### Given problem
Filter this material down to the lines that hold "Pellet", copying each one.

### Supplied material
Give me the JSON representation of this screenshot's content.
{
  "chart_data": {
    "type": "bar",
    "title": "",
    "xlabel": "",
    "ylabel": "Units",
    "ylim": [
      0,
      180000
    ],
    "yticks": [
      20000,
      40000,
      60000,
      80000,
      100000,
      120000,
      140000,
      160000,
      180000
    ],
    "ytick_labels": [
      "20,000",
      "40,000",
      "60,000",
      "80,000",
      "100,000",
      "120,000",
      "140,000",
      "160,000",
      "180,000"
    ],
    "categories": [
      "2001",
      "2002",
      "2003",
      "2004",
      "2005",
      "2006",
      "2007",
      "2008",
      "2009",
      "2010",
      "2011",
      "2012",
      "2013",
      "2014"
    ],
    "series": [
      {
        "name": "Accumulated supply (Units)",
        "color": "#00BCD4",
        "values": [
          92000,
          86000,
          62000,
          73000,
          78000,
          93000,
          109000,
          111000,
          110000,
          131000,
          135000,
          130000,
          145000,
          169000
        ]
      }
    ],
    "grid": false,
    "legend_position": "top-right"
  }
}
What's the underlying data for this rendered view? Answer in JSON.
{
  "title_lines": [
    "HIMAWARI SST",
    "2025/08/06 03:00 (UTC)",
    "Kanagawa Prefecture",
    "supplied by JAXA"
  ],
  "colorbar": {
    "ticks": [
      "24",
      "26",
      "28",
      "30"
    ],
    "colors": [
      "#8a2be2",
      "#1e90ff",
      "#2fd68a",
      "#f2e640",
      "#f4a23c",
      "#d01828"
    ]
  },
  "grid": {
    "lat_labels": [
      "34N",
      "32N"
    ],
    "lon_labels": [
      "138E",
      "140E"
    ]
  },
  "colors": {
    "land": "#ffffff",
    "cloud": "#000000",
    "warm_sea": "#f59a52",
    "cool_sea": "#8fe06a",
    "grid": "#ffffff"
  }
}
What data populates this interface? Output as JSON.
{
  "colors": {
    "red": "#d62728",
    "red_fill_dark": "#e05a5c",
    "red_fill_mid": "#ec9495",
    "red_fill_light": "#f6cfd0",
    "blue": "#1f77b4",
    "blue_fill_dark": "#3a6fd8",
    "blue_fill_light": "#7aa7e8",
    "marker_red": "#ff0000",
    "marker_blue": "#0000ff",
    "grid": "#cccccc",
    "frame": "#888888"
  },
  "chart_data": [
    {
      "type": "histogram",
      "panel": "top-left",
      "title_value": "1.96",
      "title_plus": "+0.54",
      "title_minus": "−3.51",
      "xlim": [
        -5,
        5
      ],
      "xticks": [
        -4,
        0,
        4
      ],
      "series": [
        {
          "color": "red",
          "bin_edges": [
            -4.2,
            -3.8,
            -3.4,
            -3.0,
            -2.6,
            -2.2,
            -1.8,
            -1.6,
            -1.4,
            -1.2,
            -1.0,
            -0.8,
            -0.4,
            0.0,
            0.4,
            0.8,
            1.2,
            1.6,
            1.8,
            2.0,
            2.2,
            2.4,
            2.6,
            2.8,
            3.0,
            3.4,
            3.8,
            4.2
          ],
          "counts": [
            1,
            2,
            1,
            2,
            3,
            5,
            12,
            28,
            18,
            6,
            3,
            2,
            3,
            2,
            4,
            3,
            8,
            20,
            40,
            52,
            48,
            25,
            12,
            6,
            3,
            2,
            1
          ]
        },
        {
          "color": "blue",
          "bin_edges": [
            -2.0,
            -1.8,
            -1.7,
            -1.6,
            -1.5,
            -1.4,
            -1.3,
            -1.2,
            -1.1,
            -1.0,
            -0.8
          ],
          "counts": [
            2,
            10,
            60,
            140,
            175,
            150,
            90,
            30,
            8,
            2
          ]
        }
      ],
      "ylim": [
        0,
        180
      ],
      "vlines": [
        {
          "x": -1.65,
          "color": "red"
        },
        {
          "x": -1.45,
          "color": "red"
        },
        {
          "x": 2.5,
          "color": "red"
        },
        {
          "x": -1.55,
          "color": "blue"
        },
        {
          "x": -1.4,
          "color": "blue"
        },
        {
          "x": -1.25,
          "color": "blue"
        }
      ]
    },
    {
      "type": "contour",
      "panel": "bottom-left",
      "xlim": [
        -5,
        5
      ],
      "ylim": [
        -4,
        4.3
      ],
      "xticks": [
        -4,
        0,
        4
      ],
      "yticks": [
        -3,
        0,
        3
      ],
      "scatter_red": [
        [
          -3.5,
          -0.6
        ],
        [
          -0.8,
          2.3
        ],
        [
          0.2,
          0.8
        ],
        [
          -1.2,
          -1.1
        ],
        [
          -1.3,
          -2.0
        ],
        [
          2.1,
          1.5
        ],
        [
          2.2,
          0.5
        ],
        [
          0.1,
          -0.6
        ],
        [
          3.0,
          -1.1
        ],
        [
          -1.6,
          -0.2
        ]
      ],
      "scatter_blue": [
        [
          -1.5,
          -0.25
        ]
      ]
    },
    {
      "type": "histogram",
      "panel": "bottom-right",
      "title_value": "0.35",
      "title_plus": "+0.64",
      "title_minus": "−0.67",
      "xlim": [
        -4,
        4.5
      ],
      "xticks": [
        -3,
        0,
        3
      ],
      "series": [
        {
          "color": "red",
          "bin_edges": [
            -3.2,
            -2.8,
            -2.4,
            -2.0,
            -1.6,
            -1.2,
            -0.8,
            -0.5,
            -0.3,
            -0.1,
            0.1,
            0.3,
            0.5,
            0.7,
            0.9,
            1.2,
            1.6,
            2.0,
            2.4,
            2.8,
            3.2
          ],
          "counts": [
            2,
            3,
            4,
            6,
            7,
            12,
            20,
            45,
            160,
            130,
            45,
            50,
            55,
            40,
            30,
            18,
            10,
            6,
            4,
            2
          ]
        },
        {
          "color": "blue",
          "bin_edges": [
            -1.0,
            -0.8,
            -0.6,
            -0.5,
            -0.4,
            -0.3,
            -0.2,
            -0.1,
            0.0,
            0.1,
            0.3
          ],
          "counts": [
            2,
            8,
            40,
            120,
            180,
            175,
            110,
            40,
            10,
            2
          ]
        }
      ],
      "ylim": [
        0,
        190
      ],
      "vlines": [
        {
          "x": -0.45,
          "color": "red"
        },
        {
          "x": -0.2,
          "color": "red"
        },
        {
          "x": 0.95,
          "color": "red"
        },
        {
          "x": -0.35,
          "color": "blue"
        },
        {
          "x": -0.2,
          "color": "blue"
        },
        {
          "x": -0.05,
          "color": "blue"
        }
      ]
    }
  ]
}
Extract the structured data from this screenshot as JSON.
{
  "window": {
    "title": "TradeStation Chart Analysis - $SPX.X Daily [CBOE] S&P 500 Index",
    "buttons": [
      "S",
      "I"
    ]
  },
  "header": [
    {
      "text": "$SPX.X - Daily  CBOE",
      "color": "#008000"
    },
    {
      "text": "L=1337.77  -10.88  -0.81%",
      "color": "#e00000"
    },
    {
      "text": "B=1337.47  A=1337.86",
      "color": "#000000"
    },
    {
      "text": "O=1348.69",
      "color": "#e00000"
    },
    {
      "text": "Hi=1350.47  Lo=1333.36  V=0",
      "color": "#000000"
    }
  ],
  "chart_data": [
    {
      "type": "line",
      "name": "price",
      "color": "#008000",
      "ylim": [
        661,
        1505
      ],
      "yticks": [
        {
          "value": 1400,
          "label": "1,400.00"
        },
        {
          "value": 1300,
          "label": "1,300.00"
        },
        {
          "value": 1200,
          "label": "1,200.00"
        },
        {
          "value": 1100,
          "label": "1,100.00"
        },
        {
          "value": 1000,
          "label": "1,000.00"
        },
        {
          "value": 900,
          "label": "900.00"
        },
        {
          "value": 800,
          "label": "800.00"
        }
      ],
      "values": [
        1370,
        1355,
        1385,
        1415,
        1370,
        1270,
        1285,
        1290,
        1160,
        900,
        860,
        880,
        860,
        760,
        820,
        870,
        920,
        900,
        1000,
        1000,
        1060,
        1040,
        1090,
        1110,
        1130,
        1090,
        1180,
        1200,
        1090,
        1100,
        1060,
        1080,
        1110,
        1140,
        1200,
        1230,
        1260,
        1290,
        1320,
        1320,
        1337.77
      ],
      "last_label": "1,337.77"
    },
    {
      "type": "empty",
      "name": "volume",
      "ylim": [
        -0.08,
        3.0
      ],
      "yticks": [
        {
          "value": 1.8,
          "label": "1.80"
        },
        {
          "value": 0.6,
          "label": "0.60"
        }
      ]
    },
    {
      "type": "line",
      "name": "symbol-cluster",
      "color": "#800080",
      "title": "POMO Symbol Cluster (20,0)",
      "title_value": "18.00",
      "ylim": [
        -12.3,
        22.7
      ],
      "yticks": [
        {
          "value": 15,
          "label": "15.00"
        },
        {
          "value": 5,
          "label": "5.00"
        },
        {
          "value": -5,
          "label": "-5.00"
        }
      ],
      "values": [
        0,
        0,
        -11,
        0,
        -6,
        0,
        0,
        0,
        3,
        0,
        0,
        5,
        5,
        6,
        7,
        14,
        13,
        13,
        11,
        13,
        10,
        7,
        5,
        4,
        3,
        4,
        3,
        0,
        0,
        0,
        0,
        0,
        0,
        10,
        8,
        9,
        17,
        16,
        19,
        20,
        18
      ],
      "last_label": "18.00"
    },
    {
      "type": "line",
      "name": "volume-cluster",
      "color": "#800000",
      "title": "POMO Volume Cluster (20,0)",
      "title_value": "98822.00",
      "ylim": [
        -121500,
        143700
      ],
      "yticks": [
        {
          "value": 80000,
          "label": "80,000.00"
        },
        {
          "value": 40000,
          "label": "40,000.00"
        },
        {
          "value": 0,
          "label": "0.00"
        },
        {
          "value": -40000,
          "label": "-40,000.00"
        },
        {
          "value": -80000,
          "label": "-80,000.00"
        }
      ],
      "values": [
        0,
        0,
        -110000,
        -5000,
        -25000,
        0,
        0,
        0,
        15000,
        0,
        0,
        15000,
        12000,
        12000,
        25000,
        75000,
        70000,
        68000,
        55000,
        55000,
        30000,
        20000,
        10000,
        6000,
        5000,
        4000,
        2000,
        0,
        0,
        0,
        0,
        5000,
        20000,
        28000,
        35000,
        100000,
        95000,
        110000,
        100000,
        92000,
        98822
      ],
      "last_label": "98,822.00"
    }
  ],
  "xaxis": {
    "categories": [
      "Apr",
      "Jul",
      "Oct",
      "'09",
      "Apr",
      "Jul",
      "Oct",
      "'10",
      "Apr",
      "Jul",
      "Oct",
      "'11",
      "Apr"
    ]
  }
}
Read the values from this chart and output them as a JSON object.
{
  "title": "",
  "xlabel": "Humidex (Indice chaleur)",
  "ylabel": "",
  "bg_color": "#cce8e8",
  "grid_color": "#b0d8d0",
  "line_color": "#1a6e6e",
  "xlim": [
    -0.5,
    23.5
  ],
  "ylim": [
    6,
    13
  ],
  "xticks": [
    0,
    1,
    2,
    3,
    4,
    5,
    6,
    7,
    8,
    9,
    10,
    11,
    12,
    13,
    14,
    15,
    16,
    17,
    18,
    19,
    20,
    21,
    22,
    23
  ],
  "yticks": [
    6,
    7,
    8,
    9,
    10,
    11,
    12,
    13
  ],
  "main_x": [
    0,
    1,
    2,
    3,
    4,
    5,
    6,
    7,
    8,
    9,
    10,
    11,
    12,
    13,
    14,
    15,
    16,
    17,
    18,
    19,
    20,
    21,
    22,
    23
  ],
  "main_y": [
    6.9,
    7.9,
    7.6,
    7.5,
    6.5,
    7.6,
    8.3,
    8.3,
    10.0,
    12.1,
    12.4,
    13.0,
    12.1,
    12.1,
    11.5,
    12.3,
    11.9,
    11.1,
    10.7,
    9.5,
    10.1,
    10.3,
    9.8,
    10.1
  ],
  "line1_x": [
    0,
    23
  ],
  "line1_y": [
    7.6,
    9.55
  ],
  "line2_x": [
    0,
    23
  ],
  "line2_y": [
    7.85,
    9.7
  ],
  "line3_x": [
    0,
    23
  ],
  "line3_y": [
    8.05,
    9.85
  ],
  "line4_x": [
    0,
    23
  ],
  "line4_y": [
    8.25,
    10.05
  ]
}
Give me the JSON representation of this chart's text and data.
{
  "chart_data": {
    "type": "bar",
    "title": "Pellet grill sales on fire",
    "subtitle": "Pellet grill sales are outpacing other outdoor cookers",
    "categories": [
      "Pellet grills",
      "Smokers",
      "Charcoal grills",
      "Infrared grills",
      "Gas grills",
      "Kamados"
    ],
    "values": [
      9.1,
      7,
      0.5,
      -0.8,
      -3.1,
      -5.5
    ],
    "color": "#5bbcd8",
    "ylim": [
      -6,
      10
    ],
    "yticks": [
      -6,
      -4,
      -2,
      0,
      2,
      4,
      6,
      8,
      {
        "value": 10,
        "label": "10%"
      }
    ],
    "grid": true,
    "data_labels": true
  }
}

### Finished answer
    "title": "Pellet grill sales on fire",
    "subtitle": "Pellet grill sales are outpacing other outdoor cookers",
      "Pellet grills",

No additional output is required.